Description of the task. Omit every picture, then return the listing verbatim.

Data to process.
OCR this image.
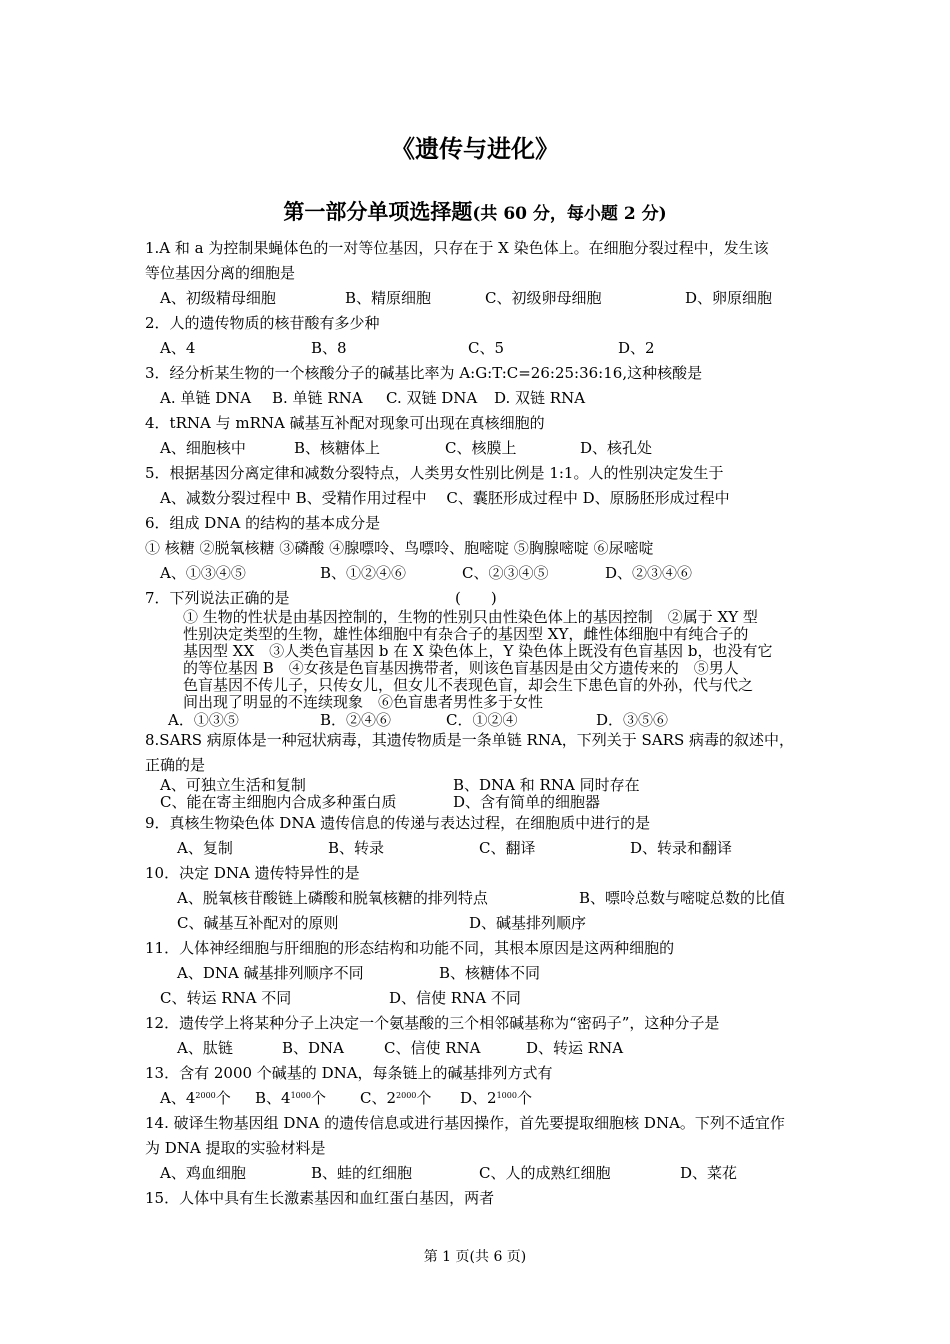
《遗传与进化》
第一部分单项选择题(共 60 分，每小题 2 分)
1.A 和 a 为控制果蝇体色的一对等位基因，只存在于 X 染色体上。在细胞分裂过程中，发生该
等位基因分离的细胞是
A、初级精母细胞	B、精原细胞	C、初级卵母细胞	D、卵原细胞
2．人的遗传物质的核苷酸有多少种
A、4	B、8	C、5	D、2
3．经分析某生物的一个核酸分子的碱基比率为 A:G:T:C=26:25:36:16,这种核酸是
A. 单链 DNA B. 单链 RNA C. 双链 DNA D. 双链 RNA
4．tRNA 与 mRNA 碱基互补配对现象可出现在真核细胞的
A、细胞核中	B、核糖体上	C、核膜上	D、核孔处
5．根据基因分离定律和减数分裂特点，人类男女性别比例是 1:1。人的性别决定发生于
A、减数分裂过程中 B、受精作用过程中　 C、囊胚形成过程中 D、原肠胚形成过程中
6．组成 DNA 的结构的基本成分是
① 核糖 ②脱氧核糖 ③磷酸 ④腺嘌呤、鸟嘌呤、胞嘧啶 ⑤胸腺嘧啶 ⑥尿嘧啶
A、①③④⑤	B、①②④⑥	C、②③④⑤	D、②③④⑥
7．下列说法正确的是	(　　)
① 生物的性状是由基因控制的，生物的性别只由性染色体上的基因控制　②属于 XY 型
性别决定类型的生物，雄性体细胞中有杂合子的基因型 XY，雌性体细胞中有纯合子的
基因型 XX　③人类色盲基因 b 在 X 染色体上，Y 染色体上既没有色盲基因 b，也没有它
的等位基因 B　④女孩是色盲基因携带者，则该色盲基因是由父方遗传来的　⑤男人
色盲基因不传儿子，只传女儿，但女儿不表现色盲，却会生下患色盲的外孙，代与代之
间出现了明显的不连续现象　⑥色盲患者男性多于女性
A．①③⑤	B．②④⑥	C．①②④	D．③⑤⑥
8.SARS 病原体是一种冠状病毒，其遗传物质是一条单链 RNA，下列关于 SARS 病毒的叙述中，
正确的是
A、可独立生活和复制	B、DNA 和 RNA 同时存在
C、能在寄主细胞内合成多种蛋白质	D、含有简单的细胞器
9．真核生物染色体 DNA 遗传信息的传递与表达过程，在细胞质中进行的是
A、复制	B、转录	C、翻译	D、转录和翻译
10．决定 DNA 遗传特异性的是
A、脱氧核苷酸链上磷酸和脱氧核糖的排列特点	B、嘌呤总数与嘧啶总数的比值
C、碱基互补配对的原则	D、碱基排列顺序
11．人体神经细胞与肝细胞的形态结构和功能不同，其根本原因是这两种细胞的
A、DNA 碱基排列顺序不同	B、核糖体不同
C、转运 RNA 不同	D、信使 RNA 不同
12．遗传学上将某种分子上决定一个氨基酸的三个相邻碱基称为“密码子”，这种分子是
A、肽链	B、DNA	C、信使 RNA	D、转运 RNA
13．含有 2000 个碱基的 DNA，每条链上的碱基排列方式有
A、$4^{2000}$个 B、$4^{1000}$个 C、$2^{2000}$个 D、$2^{1000}$个
14. 破译生物基因组 DNA 的遗传信息或进行基因操作，首先要提取细胞核 DNA。下列不适宜作
为 DNA 提取的实验材料是
A、鸡血细胞	B、蛙的红细胞	C、人的成熟红细胞	D、菜花
15．人体中具有生长激素基因和血红蛋白基因，两者
第 1 页(共 6 页)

Written response.
OCR this image.
《遗传与进化》
第一部分单项选择题(共 60 分，每小题 2 分)
1.A 和 a 为控制果蝇体色的一对等位基因，只存在于 X 染色体上。在细胞分裂过程中，发生该
等位基因分离的细胞是
A、初级精母细胞	B、精原细胞	C、初级卵母细胞	D、卵原细胞
2．人的遗传物质的核苷酸有多少种
A、4	B、8	C、5	D、2
3．经分析某生物的一个核酸分子的碱基比率为 A:G:T:C=26:25:36:16,这种核酸是
A. 单链 DNA B. 单链 RNA C. 双链 DNA D. 双链 RNA
4．tRNA 与 mRNA 碱基互补配对现象可出现在真核细胞的
A、细胞核中	B、核糖体上	C、核膜上	D、核孔处
5．根据基因分离定律和减数分裂特点，人类男女性别比例是 1:1。人的性别决定发生于
A、减数分裂过程中 B、受精作用过程中　 C、囊胚形成过程中 D、原肠胚形成过程中
6．组成 DNA 的结构的基本成分是
① 核糖 ②脱氧核糖 ③磷酸 ④腺嘌呤、鸟嘌呤、胞嘧啶 ⑤胸腺嘧啶 ⑥尿嘧啶
A、①③④⑤	B、①②④⑥	C、②③④⑤	D、②③④⑥
7．下列说法正确的是	(　　)
① 生物的性状是由基因控制的，生物的性别只由性染色体上的基因控制　②属于 XY 型
性别决定类型的生物，雄性体细胞中有杂合子的基因型 XY，雌性体细胞中有纯合子的
基因型 XX　③人类色盲基因 b 在 X 染色体上，Y 染色体上既没有色盲基因 b，也没有它
的等位基因 B　④女孩是色盲基因携带者，则该色盲基因是由父方遗传来的　⑤男人
色盲基因不传儿子，只传女儿，但女儿不表现色盲，却会生下患色盲的外孙，代与代之
间出现了明显的不连续现象　⑥色盲患者男性多于女性
A．①③⑤	B．②④⑥	C．①②④	D．③⑤⑥
8.SARS 病原体是一种冠状病毒，其遗传物质是一条单链 RNA，下列关于 SARS 病毒的叙述中，
正确的是
A、可独立生活和复制	B、DNA 和 RNA 同时存在
C、能在寄主细胞内合成多种蛋白质	D、含有简单的细胞器
9．真核生物染色体 DNA 遗传信息的传递与表达过程，在细胞质中进行的是
A、复制	B、转录	C、翻译	D、转录和翻译
10．决定 DNA 遗传特异性的是
A、脱氧核苷酸链上磷酸和脱氧核糖的排列特点	B、嘌呤总数与嘧啶总数的比值
C、碱基互补配对的原则	D、碱基排列顺序
11．人体神经细胞与肝细胞的形态结构和功能不同，其根本原因是这两种细胞的
A、DNA 碱基排列顺序不同	B、核糖体不同
C、转运 RNA 不同	D、信使 RNA 不同
12．遗传学上将某种分子上决定一个氨基酸的三个相邻碱基称为“密码子”，这种分子是
A、肽链	B、DNA	C、信使 RNA	D、转运 RNA
13．含有 2000 个碱基的 DNA，每条链上的碱基排列方式有
A、$4^{2000}$个 B、$4^{1000}$个 C、$2^{2000}$个 D、$2^{1000}$个
14. 破译生物基因组 DNA 的遗传信息或进行基因操作，首先要提取细胞核 DNA。下列不适宜作
为 DNA 提取的实验材料是
A、鸡血细胞	B、蛙的红细胞	C、人的成熟红细胞	D、菜花
15．人体中具有生长激素基因和血红蛋白基因，两者
第 1 页(共 6 页)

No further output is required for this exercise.